START Source data

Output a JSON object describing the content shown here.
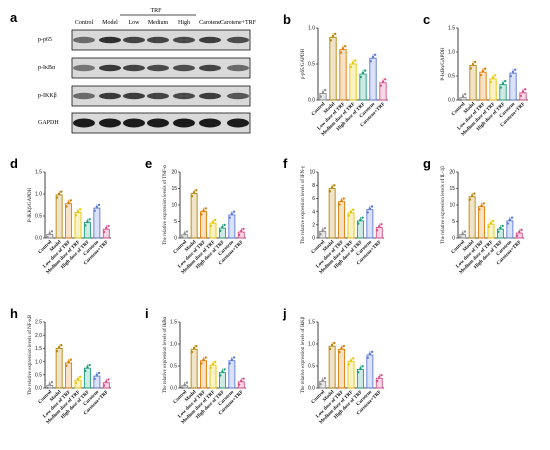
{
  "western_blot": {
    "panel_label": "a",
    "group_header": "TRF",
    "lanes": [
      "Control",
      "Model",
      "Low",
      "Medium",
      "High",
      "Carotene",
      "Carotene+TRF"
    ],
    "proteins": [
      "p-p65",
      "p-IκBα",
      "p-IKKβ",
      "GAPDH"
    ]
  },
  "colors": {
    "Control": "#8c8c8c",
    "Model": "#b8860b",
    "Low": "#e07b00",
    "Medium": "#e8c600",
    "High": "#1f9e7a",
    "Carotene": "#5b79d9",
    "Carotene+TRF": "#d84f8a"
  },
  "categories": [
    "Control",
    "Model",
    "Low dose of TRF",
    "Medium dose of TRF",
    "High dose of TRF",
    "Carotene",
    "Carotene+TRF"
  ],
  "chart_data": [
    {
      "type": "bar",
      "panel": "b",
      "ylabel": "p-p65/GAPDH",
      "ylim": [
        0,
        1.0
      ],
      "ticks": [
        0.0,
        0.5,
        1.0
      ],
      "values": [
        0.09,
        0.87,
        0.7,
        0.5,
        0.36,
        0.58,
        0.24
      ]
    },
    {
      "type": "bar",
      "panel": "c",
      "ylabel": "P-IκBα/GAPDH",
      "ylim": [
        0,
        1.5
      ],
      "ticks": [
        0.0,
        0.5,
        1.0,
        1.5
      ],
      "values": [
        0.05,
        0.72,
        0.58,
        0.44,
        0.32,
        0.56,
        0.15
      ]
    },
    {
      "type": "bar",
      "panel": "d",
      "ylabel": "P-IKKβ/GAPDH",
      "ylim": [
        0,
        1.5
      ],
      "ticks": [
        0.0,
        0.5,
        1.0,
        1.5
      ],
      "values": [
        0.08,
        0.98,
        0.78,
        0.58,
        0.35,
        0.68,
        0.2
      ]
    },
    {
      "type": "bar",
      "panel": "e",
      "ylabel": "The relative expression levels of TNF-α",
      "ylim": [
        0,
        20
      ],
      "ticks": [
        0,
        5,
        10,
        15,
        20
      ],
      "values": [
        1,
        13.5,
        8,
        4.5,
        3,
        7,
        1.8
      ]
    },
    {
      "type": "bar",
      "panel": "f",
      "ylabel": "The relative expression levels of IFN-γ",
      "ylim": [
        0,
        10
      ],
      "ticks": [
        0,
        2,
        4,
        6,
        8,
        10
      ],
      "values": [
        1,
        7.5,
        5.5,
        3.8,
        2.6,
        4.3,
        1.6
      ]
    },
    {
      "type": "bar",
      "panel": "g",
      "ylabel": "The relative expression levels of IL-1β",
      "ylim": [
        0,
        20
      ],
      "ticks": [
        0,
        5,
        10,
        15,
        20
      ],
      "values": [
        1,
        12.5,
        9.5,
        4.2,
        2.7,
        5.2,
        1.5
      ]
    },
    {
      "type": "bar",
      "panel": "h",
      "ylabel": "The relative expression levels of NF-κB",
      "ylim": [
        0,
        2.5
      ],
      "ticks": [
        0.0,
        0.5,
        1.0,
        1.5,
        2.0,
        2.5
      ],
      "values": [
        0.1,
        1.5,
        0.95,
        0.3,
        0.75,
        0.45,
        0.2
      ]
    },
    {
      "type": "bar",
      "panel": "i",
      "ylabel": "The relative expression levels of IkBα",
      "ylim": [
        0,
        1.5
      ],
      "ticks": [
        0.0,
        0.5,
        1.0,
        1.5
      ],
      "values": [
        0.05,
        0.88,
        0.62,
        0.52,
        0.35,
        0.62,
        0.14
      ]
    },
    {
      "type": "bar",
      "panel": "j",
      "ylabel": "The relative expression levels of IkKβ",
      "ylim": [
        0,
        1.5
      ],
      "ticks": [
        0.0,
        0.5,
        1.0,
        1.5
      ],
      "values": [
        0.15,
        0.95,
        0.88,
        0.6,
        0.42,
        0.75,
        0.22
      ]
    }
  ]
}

END Source data
START Source data

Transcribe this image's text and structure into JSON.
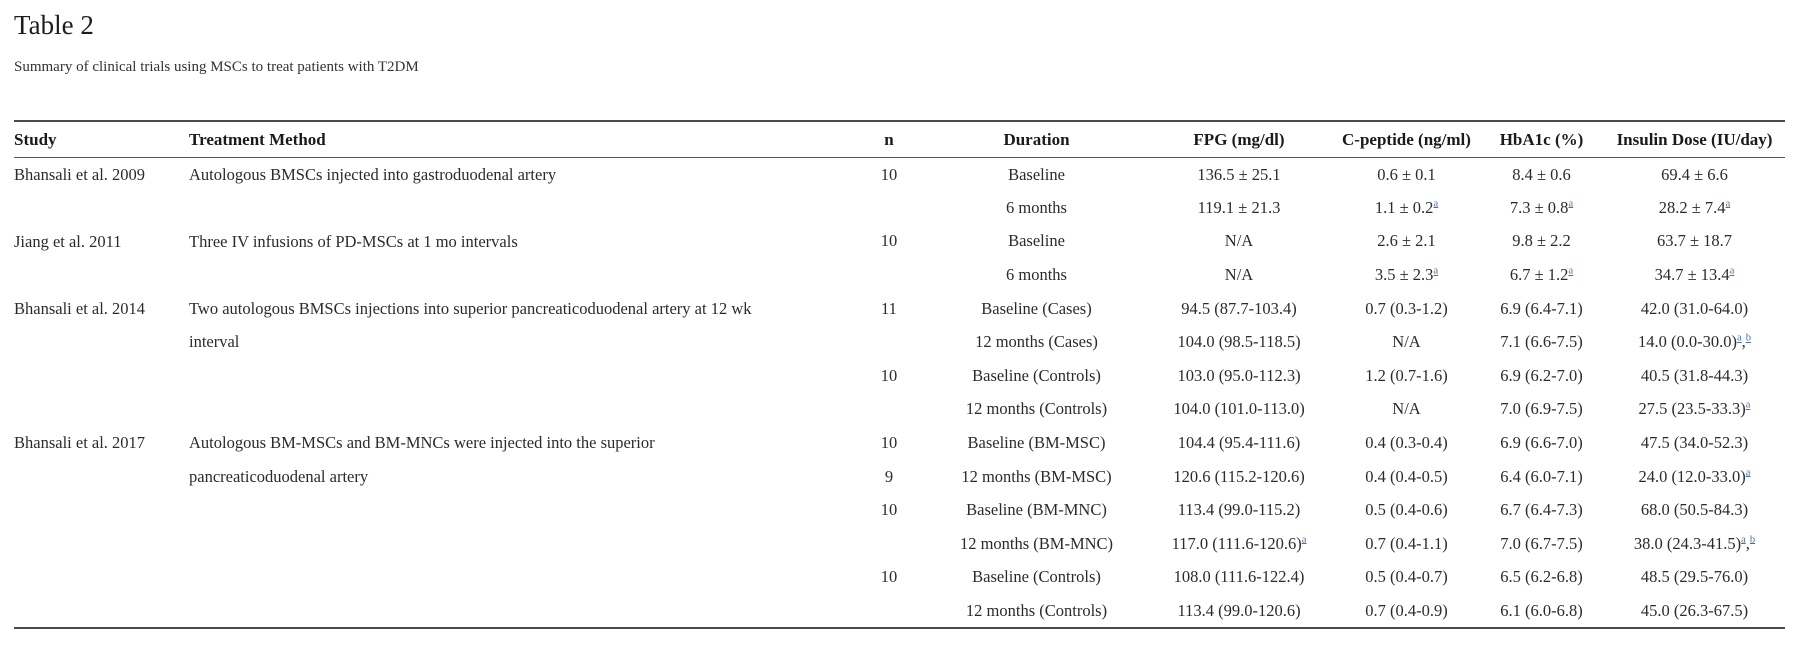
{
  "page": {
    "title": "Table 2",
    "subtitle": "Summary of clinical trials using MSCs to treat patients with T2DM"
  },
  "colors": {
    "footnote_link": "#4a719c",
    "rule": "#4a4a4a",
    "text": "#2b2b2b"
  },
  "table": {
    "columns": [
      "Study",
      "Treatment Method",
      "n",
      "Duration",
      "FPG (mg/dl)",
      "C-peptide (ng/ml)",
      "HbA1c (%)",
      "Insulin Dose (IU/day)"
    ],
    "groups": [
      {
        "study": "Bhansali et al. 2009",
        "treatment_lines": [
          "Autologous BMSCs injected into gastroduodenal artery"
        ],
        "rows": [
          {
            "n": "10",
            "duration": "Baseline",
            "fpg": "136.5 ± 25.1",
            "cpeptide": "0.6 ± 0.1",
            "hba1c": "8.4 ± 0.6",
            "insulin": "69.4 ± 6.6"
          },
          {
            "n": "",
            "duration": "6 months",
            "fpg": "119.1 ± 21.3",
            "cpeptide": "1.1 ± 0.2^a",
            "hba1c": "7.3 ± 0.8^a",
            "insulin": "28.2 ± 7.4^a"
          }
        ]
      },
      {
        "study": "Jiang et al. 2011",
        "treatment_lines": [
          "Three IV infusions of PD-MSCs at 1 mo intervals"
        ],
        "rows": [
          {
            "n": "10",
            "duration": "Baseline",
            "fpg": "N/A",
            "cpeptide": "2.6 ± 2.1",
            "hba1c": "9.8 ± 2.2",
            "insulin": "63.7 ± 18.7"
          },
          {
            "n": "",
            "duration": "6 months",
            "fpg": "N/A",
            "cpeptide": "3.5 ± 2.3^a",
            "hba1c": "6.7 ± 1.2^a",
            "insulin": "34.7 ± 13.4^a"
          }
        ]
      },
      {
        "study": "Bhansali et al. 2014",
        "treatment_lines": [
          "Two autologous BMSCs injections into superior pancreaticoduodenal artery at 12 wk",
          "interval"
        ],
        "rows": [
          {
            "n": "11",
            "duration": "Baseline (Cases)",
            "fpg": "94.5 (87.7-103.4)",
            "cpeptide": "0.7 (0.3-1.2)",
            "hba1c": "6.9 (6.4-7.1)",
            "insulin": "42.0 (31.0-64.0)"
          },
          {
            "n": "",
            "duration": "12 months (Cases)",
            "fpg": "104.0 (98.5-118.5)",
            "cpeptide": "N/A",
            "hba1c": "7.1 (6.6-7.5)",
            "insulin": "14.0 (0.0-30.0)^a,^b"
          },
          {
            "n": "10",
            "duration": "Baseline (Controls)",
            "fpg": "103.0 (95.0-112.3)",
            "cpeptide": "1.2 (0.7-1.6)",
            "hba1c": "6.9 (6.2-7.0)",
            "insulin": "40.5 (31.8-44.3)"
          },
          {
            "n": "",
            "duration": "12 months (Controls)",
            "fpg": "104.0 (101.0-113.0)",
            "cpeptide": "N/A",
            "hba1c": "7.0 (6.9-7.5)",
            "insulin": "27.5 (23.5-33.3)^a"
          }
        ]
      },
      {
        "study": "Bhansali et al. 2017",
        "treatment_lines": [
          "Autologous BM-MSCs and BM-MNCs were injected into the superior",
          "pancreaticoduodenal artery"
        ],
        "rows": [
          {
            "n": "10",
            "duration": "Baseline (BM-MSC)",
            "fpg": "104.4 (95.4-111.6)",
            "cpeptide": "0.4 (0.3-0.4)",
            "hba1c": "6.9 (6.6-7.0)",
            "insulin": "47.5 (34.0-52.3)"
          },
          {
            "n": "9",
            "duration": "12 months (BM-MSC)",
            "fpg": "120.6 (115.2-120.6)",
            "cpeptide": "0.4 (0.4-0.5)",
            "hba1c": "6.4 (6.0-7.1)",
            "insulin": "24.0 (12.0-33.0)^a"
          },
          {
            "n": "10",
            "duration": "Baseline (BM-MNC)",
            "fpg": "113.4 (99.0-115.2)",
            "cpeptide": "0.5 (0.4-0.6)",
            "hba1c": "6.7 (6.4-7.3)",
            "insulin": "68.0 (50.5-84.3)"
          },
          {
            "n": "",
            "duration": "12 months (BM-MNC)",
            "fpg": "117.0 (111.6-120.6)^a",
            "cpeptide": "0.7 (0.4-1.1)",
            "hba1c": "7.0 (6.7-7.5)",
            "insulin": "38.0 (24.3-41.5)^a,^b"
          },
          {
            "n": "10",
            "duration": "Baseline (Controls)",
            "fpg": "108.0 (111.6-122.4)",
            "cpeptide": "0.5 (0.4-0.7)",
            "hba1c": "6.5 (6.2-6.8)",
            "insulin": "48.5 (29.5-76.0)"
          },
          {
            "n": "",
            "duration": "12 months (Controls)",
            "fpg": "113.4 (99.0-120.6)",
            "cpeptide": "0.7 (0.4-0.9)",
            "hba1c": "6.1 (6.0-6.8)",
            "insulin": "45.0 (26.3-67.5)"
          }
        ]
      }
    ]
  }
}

END Source data
START Source data

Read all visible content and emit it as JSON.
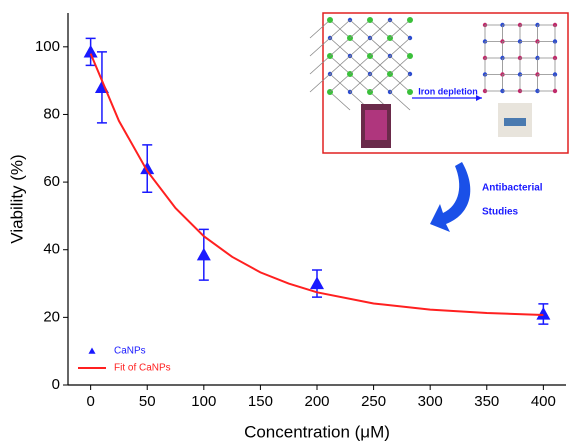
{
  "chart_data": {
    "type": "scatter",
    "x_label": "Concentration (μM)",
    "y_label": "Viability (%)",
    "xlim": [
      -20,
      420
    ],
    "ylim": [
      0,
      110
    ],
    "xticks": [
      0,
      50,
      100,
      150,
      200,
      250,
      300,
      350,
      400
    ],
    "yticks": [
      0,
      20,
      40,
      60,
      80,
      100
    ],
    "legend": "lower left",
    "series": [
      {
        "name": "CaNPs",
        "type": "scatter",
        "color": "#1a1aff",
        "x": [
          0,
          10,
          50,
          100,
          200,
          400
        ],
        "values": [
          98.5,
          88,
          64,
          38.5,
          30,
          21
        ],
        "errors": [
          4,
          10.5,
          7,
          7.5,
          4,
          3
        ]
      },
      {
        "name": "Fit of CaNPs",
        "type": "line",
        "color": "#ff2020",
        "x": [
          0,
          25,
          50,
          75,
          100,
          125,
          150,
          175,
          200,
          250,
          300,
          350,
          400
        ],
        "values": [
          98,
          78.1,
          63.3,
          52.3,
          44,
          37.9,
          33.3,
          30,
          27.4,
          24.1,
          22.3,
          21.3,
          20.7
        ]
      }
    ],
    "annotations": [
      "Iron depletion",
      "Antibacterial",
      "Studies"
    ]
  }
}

END Source data

_Directions for this task_: Where in the entries above does the word "text" appear? Copy each line that has it.

_Answer for the task_:
Transcribe this image's text and structure into JSON.
    "text": "#2b2b2b"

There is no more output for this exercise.